Data records >>

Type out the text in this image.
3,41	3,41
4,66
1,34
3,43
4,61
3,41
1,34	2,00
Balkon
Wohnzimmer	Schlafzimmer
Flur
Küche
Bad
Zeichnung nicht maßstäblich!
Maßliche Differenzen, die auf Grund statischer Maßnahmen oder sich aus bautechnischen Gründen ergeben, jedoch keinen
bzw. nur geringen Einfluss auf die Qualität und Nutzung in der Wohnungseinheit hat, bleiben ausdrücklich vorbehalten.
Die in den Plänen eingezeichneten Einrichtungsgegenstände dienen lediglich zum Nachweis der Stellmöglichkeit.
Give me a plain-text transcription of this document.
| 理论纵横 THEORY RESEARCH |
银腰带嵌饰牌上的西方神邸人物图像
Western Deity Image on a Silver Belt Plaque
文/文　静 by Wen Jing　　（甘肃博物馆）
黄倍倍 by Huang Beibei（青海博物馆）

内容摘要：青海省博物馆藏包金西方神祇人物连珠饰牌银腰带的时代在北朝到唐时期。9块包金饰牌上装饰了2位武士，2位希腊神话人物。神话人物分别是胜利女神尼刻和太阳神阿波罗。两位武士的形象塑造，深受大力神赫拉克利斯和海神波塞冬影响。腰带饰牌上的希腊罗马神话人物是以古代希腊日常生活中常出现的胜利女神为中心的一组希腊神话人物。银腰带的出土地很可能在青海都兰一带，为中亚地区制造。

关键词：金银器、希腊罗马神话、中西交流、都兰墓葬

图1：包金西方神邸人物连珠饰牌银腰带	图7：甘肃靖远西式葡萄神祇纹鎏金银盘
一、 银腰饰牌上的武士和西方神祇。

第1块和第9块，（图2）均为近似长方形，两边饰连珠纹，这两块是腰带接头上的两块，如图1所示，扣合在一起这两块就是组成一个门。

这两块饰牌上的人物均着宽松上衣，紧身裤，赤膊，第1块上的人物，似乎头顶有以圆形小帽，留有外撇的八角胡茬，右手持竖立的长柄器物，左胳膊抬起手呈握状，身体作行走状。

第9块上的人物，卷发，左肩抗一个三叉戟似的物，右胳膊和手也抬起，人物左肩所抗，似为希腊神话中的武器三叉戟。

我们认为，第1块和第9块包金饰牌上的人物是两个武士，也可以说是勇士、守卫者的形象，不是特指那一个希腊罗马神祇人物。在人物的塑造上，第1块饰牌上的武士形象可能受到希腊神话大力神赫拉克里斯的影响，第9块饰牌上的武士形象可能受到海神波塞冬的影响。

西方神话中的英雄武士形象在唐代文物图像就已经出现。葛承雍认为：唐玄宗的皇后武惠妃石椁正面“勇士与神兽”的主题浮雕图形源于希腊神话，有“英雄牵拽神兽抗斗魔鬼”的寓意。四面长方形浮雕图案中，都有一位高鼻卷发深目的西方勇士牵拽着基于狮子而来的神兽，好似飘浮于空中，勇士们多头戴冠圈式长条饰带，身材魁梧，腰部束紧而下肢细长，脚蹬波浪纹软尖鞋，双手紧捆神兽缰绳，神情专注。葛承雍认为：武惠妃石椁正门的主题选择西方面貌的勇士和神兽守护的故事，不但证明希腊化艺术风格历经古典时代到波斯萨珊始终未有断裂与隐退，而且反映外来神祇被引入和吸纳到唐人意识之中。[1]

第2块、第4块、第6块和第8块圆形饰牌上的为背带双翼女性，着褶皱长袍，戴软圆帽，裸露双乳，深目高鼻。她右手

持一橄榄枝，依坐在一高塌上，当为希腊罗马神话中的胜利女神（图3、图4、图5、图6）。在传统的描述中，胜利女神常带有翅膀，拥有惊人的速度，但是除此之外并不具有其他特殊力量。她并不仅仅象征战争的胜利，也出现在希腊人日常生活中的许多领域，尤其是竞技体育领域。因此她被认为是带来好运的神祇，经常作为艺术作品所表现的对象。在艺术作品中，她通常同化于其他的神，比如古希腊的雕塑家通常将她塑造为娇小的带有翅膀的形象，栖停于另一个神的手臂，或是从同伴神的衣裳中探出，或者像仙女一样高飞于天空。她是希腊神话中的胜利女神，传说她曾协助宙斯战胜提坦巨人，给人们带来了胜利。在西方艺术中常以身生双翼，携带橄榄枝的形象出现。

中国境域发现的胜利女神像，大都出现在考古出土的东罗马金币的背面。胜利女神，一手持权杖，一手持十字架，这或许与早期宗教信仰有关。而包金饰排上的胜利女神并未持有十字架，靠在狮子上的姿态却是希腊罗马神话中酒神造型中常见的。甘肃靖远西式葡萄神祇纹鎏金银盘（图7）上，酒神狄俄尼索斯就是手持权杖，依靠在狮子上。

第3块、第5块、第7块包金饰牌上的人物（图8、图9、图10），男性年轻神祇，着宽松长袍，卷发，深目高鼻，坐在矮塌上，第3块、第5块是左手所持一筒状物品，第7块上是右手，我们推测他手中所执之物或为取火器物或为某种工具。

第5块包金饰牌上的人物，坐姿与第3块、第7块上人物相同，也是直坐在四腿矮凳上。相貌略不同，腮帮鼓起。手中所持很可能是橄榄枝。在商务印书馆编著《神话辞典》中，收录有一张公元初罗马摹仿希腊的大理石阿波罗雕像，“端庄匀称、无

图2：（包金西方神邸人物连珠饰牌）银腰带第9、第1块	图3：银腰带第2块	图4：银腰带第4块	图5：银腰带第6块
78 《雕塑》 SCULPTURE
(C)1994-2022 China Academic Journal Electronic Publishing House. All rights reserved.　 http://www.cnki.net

What the exercise asks >> Read the entries and select each line where the word "深目高鼻" is found.

Task result >>
第2块、第4块、第6块和第8块圆形饰牌上的为背带双翼女性，着褶皱长袍，戴软圆帽，裸露双乳，深目高鼻。她右手
第3块、第5块、第7块包金饰牌上的人物（图8、图9、图10），男性年轻神祇，着宽松长袍，卷发，深目高鼻，坐在矮塌上，第3块、第5块是左手所持一筒状物品，第7块上是右手，我们推测他手中所执之物或为取火器物或为某种工具。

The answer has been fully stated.